─── TASK INPUT ───

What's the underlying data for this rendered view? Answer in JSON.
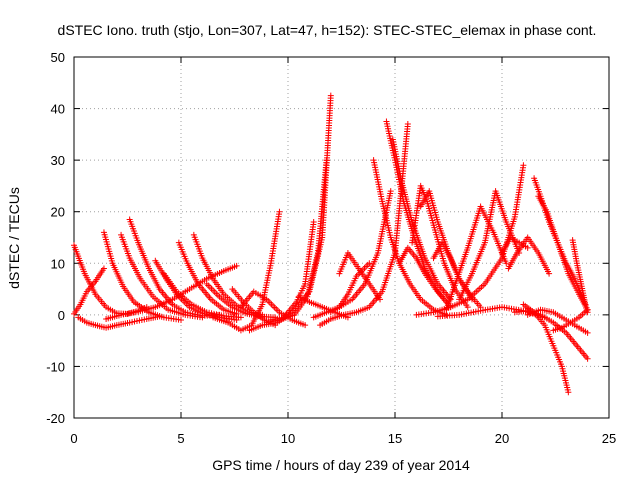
{
  "chart_data": {
    "type": "scatter",
    "title": "dSTEC Iono. truth (stjo, Lon=307, Lat=47, h=152): STEC-STEC_elemax in phase cont.",
    "xlabel": "GPS time / hours of day 239 of year 2014",
    "ylabel": "dSTEC  / TECUs",
    "xlim": [
      0,
      25
    ],
    "ylim": [
      -20,
      50
    ],
    "xticks": [
      0,
      5,
      10,
      15,
      20,
      25
    ],
    "yticks": [
      -20,
      -10,
      0,
      10,
      20,
      30,
      40,
      50
    ],
    "grid": true,
    "marker": "+",
    "color": "#ff0000",
    "series": [
      {
        "x": [
          0.0,
          0.5,
          1.0,
          1.5,
          2.0,
          2.5,
          3.0,
          3.4
        ],
        "y": [
          13.5,
          8.0,
          4.0,
          1.5,
          0.3,
          0.2,
          0.8,
          1.5
        ]
      },
      {
        "x": [
          0.0,
          0.3,
          0.6,
          1.0,
          1.4
        ],
        "y": [
          0.2,
          2.0,
          4.5,
          6.5,
          9.0
        ]
      },
      {
        "x": [
          0.2,
          0.6,
          1.0,
          1.5,
          2.0,
          2.6,
          3.4,
          4.0
        ],
        "y": [
          -0.5,
          -1.5,
          -2.0,
          -2.5,
          -2.0,
          -1.5,
          -0.8,
          -0.3
        ]
      },
      {
        "x": [
          1.4,
          1.8,
          2.3,
          2.8,
          3.5,
          4.2,
          5.0
        ],
        "y": [
          16.0,
          10.0,
          5.5,
          2.5,
          0.5,
          -0.5,
          -1.0
        ]
      },
      {
        "x": [
          2.2,
          2.6,
          3.1,
          3.7,
          4.4,
          5.2,
          6.0
        ],
        "y": [
          15.5,
          11.0,
          7.0,
          3.5,
          1.0,
          0.0,
          -0.5
        ]
      },
      {
        "x": [
          2.6,
          3.0,
          3.5,
          4.0,
          4.6,
          5.2,
          6.0,
          6.8
        ],
        "y": [
          18.5,
          14.0,
          9.0,
          5.0,
          2.0,
          0.5,
          -0.2,
          0.0
        ]
      },
      {
        "x": [
          3.8,
          4.3,
          4.8,
          5.4,
          6.0,
          6.8,
          7.6
        ],
        "y": [
          10.5,
          7.0,
          4.0,
          1.5,
          0.3,
          -0.5,
          -1.0
        ]
      },
      {
        "x": [
          4.2,
          4.8,
          5.5,
          6.2,
          7.0,
          7.8
        ],
        "y": [
          8.0,
          4.5,
          2.0,
          0.5,
          -0.2,
          -0.5
        ]
      },
      {
        "x": [
          4.9,
          5.3,
          5.8,
          6.4,
          7.0,
          7.6
        ],
        "y": [
          14.0,
          10.0,
          6.0,
          3.0,
          1.0,
          0.2
        ]
      },
      {
        "x": [
          5.6,
          6.0,
          6.5,
          7.0,
          7.6,
          8.2,
          8.8
        ],
        "y": [
          15.5,
          11.0,
          7.0,
          4.0,
          1.8,
          0.5,
          0.0
        ]
      },
      {
        "x": [
          6.2,
          6.8,
          7.4,
          8.0,
          8.7,
          9.4
        ],
        "y": [
          6.0,
          3.5,
          1.5,
          0.3,
          -0.3,
          -0.5
        ]
      },
      {
        "x": [
          1.5,
          2.2,
          3.0,
          3.8,
          4.6,
          5.4,
          6.2,
          7.0,
          7.6
        ],
        "y": [
          -0.8,
          0.0,
          0.6,
          1.5,
          3.0,
          5.0,
          7.0,
          8.5,
          9.5
        ]
      },
      {
        "x": [
          6.5,
          7.2,
          7.8,
          8.3,
          8.8,
          9.2,
          9.6
        ],
        "y": [
          -0.5,
          -1.5,
          -3.0,
          -2.0,
          2.0,
          10.0,
          20.0
        ]
      },
      {
        "x": [
          7.4,
          7.9,
          8.4,
          8.9,
          9.4
        ],
        "y": [
          5.0,
          2.5,
          0.5,
          -1.0,
          -2.0
        ]
      },
      {
        "x": [
          7.8,
          8.4,
          9.0,
          9.6,
          10.2,
          10.8
        ],
        "y": [
          1.5,
          4.5,
          3.0,
          0.5,
          -1.0,
          -2.0
        ]
      },
      {
        "x": [
          8.2,
          8.8,
          9.5,
          10.2,
          11.0,
          11.6,
          12.0
        ],
        "y": [
          -3.0,
          -2.0,
          -1.5,
          0.5,
          4.5,
          15.0,
          42.5
        ]
      },
      {
        "x": [
          9.0,
          9.6,
          10.3,
          10.9,
          11.4,
          11.8
        ],
        "y": [
          -1.5,
          -1.0,
          0.0,
          3.5,
          12.0,
          30.0
        ]
      },
      {
        "x": [
          9.2,
          9.8,
          10.4,
          10.8,
          11.2
        ],
        "y": [
          -1.0,
          -0.5,
          2.5,
          6.0,
          18.0
        ]
      },
      {
        "x": [
          10.5,
          11.0,
          11.6,
          12.2,
          12.8
        ],
        "y": [
          3.5,
          2.5,
          1.5,
          0.5,
          -0.5
        ]
      },
      {
        "x": [
          11.5,
          12.0,
          12.6,
          13.2,
          13.8,
          14.4,
          15.0,
          15.6
        ],
        "y": [
          -2.0,
          -0.8,
          0.0,
          0.5,
          1.5,
          4.5,
          12.0,
          37.0
        ]
      },
      {
        "x": [
          12.0,
          12.4,
          12.8,
          13.2,
          13.8
        ],
        "y": [
          0.5,
          1.5,
          4.0,
          7.5,
          10.0
        ]
      },
      {
        "x": [
          12.4,
          12.8,
          13.3,
          13.8,
          14.3
        ],
        "y": [
          8.0,
          12.0,
          9.0,
          6.0,
          3.0
        ]
      },
      {
        "x": [
          11.2,
          11.8,
          12.4,
          13.0,
          13.6,
          14.2,
          14.8
        ],
        "y": [
          -0.5,
          0.5,
          1.5,
          3.0,
          6.0,
          12.0,
          24.0
        ]
      },
      {
        "x": [
          14.0,
          14.4,
          14.8,
          15.2,
          15.7,
          16.2,
          16.8,
          17.4
        ],
        "y": [
          30.0,
          22.0,
          15.0,
          10.0,
          6.0,
          3.0,
          1.0,
          0.0
        ]
      },
      {
        "x": [
          14.6,
          15.0,
          15.4,
          15.9,
          16.4,
          17.0,
          17.6
        ],
        "y": [
          37.5,
          30.0,
          22.0,
          15.0,
          9.0,
          4.5,
          1.5
        ]
      },
      {
        "x": [
          14.9,
          15.3,
          15.8,
          16.4,
          17.0,
          17.6
        ],
        "y": [
          34.0,
          26.0,
          18.0,
          11.0,
          6.0,
          3.0
        ]
      },
      {
        "x": [
          15.2,
          15.6,
          16.0,
          16.4,
          16.9,
          17.4
        ],
        "y": [
          10.0,
          13.0,
          11.0,
          8.0,
          5.0,
          2.5
        ]
      },
      {
        "x": [
          15.8,
          16.2,
          16.5,
          16.9,
          17.3,
          17.8,
          18.4
        ],
        "y": [
          14.0,
          25.0,
          22.0,
          16.0,
          10.0,
          5.0,
          1.5
        ]
      },
      {
        "x": [
          16.2,
          16.6,
          17.0,
          17.5,
          18.0,
          18.6
        ],
        "y": [
          21.0,
          24.0,
          18.0,
          12.0,
          7.0,
          3.0
        ]
      },
      {
        "x": [
          16.8,
          17.2,
          17.6,
          18.0,
          18.5,
          19.0
        ],
        "y": [
          11.0,
          14.0,
          11.0,
          7.0,
          4.0,
          1.5
        ]
      },
      {
        "x": [
          17.4,
          17.9,
          18.4,
          19.0,
          19.6,
          20.2
        ],
        "y": [
          1.0,
          7.0,
          13.0,
          21.0,
          16.0,
          10.0
        ]
      },
      {
        "x": [
          18.0,
          18.6,
          19.2,
          19.7,
          20.2,
          20.8
        ],
        "y": [
          3.0,
          8.0,
          14.0,
          24.0,
          18.0,
          12.0
        ]
      },
      {
        "x": [
          16.0,
          16.8,
          17.6,
          18.4,
          19.2,
          20.0,
          20.6,
          21.0
        ],
        "y": [
          0.0,
          0.5,
          1.5,
          3.0,
          6.0,
          11.0,
          19.0,
          29.0
        ]
      },
      {
        "x": [
          20.0,
          20.4,
          20.8,
          21.2
        ],
        "y": [
          12.0,
          15.0,
          14.0,
          13.0
        ]
      },
      {
        "x": [
          20.3,
          20.7,
          21.2,
          21.7,
          22.2
        ],
        "y": [
          9.0,
          12.0,
          15.0,
          12.0,
          8.0
        ]
      },
      {
        "x": [
          21.5,
          21.8,
          22.2,
          22.6,
          23.0,
          23.4,
          23.8,
          24.0
        ],
        "y": [
          26.5,
          23.0,
          18.0,
          14.0,
          10.0,
          7.0,
          3.0,
          0.5
        ]
      },
      {
        "x": [
          21.7,
          22.1,
          22.6,
          23.1,
          23.6,
          24.0
        ],
        "y": [
          23.0,
          20.0,
          14.0,
          8.0,
          4.0,
          1.0
        ]
      },
      {
        "x": [
          21.0,
          21.5,
          22.0,
          22.4,
          22.8,
          23.1
        ],
        "y": [
          2.0,
          0.5,
          -2.0,
          -6.0,
          -10.0,
          -15.0
        ]
      },
      {
        "x": [
          20.6,
          21.2,
          21.8,
          22.4,
          23.0,
          23.6,
          24.0
        ],
        "y": [
          0.5,
          0.8,
          0.0,
          -1.5,
          -3.5,
          -6.5,
          -8.5
        ]
      },
      {
        "x": [
          21.2,
          21.8,
          22.4,
          23.0,
          23.6,
          24.0
        ],
        "y": [
          0.0,
          1.0,
          0.5,
          -1.0,
          -2.5,
          -3.5
        ]
      },
      {
        "x": [
          22.4,
          22.8,
          23.2,
          23.6,
          24.0
        ],
        "y": [
          -3.0,
          -2.5,
          -1.5,
          -0.5,
          1.0
        ]
      },
      {
        "x": [
          23.3,
          23.5,
          23.7,
          23.9
        ],
        "y": [
          14.5,
          10.0,
          6.0,
          2.0
        ]
      },
      {
        "x": [
          17.0,
          18.0,
          19.0,
          20.0,
          21.0,
          22.0
        ],
        "y": [
          -0.3,
          0.0,
          0.8,
          1.5,
          0.8,
          -0.5
        ]
      }
    ]
  }
}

───

WORK TO BE COMPLETED
Check each line of the entries above for the word "dSTEC". List the ones that have it.

REPLY
    "title": "dSTEC Iono. truth (stjo, Lon=307, Lat=47, h=152): STEC-STEC_elemax in phase cont.",
    "ylabel": "dSTEC  / TECUs",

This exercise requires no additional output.